## START

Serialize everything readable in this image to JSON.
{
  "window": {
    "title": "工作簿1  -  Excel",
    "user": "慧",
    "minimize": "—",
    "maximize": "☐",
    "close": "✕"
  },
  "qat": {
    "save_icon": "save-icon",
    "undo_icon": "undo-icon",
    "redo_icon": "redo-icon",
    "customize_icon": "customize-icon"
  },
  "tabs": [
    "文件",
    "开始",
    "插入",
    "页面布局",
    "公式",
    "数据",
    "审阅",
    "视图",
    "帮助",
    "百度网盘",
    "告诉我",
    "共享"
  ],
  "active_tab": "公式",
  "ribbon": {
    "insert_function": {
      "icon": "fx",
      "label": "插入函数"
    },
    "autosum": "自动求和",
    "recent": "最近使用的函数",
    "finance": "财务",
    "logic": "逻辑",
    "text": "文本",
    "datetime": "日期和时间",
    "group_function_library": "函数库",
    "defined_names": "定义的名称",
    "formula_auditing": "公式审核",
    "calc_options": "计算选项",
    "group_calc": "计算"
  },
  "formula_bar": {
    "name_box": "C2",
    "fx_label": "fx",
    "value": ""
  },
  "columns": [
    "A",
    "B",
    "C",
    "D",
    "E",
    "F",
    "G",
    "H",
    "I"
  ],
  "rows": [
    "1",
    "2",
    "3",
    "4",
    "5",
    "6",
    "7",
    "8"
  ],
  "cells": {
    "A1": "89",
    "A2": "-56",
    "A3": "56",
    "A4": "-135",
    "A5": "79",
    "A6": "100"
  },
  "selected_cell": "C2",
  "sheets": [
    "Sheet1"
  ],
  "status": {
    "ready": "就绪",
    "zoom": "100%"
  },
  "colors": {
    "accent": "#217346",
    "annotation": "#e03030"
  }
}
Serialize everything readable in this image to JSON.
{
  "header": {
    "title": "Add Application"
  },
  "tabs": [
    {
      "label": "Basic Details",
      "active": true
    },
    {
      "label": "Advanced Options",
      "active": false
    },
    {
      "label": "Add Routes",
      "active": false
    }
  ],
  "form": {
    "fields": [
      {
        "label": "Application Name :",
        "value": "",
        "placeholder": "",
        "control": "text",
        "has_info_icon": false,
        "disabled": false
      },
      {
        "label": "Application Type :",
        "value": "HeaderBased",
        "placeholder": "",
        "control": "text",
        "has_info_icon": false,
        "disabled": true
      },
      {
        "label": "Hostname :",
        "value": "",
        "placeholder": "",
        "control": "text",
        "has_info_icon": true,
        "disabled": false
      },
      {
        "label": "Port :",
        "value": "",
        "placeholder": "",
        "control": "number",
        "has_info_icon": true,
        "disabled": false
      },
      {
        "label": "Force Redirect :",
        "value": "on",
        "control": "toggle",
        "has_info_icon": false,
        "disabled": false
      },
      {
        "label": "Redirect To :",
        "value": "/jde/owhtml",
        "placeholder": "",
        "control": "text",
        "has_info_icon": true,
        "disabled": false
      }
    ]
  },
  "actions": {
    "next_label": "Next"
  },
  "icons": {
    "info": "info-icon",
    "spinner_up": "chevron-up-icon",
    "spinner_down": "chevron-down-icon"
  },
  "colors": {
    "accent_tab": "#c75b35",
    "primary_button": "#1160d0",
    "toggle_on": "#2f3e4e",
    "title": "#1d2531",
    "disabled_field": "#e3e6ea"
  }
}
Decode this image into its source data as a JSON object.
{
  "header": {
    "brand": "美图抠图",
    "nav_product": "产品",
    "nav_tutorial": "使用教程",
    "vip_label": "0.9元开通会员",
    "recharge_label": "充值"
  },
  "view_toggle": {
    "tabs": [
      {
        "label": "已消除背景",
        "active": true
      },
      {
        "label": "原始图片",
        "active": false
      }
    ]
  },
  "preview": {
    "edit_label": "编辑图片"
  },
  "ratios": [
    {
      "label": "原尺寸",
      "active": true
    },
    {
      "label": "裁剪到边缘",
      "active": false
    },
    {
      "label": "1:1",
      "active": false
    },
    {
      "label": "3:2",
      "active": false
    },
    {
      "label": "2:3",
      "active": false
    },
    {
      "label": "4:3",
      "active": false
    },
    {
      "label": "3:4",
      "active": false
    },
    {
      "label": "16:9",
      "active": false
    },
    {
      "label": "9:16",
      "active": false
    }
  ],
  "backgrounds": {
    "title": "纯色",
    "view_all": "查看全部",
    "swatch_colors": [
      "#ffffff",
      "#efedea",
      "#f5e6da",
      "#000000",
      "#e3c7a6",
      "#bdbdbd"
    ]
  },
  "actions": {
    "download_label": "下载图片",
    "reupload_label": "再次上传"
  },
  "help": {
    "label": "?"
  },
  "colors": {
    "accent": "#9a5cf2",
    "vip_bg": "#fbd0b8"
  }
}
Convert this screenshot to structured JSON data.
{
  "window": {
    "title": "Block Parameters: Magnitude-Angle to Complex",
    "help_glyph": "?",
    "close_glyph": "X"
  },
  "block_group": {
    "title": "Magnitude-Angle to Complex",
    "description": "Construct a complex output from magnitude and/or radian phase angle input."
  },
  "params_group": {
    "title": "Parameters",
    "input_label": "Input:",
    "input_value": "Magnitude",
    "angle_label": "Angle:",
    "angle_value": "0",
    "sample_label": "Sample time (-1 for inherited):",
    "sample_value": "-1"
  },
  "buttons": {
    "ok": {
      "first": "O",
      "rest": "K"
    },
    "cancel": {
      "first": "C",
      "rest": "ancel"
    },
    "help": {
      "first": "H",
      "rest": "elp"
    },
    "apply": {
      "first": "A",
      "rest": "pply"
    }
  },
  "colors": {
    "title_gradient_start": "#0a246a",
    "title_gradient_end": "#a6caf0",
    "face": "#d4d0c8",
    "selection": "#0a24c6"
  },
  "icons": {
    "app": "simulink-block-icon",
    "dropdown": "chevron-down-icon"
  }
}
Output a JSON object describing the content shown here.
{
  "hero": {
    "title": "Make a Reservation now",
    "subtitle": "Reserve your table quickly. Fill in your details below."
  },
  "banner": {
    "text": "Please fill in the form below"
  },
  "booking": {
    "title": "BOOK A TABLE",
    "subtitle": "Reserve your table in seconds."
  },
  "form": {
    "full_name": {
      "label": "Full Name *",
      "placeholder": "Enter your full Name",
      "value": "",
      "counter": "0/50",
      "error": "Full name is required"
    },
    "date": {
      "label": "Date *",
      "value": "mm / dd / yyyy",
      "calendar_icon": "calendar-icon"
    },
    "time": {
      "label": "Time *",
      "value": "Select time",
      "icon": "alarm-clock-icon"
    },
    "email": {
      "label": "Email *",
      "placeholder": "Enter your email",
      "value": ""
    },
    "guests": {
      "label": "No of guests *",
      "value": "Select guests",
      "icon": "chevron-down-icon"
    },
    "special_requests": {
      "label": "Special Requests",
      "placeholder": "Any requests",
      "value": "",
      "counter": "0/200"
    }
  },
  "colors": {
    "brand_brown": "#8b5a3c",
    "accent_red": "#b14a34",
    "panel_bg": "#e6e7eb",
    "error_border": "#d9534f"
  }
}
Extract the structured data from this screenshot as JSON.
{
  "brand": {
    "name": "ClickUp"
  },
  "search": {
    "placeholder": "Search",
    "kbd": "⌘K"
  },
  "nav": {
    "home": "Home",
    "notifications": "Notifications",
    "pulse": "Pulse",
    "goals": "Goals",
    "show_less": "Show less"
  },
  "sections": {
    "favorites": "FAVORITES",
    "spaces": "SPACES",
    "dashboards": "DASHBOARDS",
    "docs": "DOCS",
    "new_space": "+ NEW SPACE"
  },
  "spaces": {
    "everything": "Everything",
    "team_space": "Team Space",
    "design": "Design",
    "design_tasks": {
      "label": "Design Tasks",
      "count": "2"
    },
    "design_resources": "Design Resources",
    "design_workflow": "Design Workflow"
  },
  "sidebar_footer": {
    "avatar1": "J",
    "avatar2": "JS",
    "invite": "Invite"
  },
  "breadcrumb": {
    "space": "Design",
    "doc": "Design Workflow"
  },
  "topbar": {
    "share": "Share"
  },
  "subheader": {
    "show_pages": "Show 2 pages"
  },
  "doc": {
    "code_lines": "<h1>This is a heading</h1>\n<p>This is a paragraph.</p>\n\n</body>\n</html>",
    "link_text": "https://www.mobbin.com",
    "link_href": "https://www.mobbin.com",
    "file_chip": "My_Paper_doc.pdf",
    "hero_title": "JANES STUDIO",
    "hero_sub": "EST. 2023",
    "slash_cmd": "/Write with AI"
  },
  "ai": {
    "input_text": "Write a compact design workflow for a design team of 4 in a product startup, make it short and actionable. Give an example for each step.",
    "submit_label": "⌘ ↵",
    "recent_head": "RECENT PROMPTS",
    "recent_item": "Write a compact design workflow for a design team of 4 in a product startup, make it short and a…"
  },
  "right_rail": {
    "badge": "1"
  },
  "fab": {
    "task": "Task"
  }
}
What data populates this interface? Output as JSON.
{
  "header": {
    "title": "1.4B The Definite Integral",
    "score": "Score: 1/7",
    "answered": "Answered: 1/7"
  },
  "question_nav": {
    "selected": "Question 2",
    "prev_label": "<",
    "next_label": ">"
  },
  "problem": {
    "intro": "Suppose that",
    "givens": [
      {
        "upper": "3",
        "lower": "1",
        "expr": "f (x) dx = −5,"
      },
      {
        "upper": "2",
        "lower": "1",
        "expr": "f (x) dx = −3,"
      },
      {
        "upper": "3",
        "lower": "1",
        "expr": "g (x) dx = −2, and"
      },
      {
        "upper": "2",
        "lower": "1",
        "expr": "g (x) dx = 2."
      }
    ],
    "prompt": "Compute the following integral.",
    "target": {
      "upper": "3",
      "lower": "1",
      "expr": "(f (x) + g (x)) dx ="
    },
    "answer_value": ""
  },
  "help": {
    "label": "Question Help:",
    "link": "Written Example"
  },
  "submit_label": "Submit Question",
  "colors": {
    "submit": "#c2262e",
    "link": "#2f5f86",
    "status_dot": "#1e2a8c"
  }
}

## END

# Given problem
Where a line contains the string "subtitle", extract that line.

# Reply to the task
    "subtitle": "Reserve your table quickly. Fill in your details below."
    "subtitle": "Reserve your table in seconds."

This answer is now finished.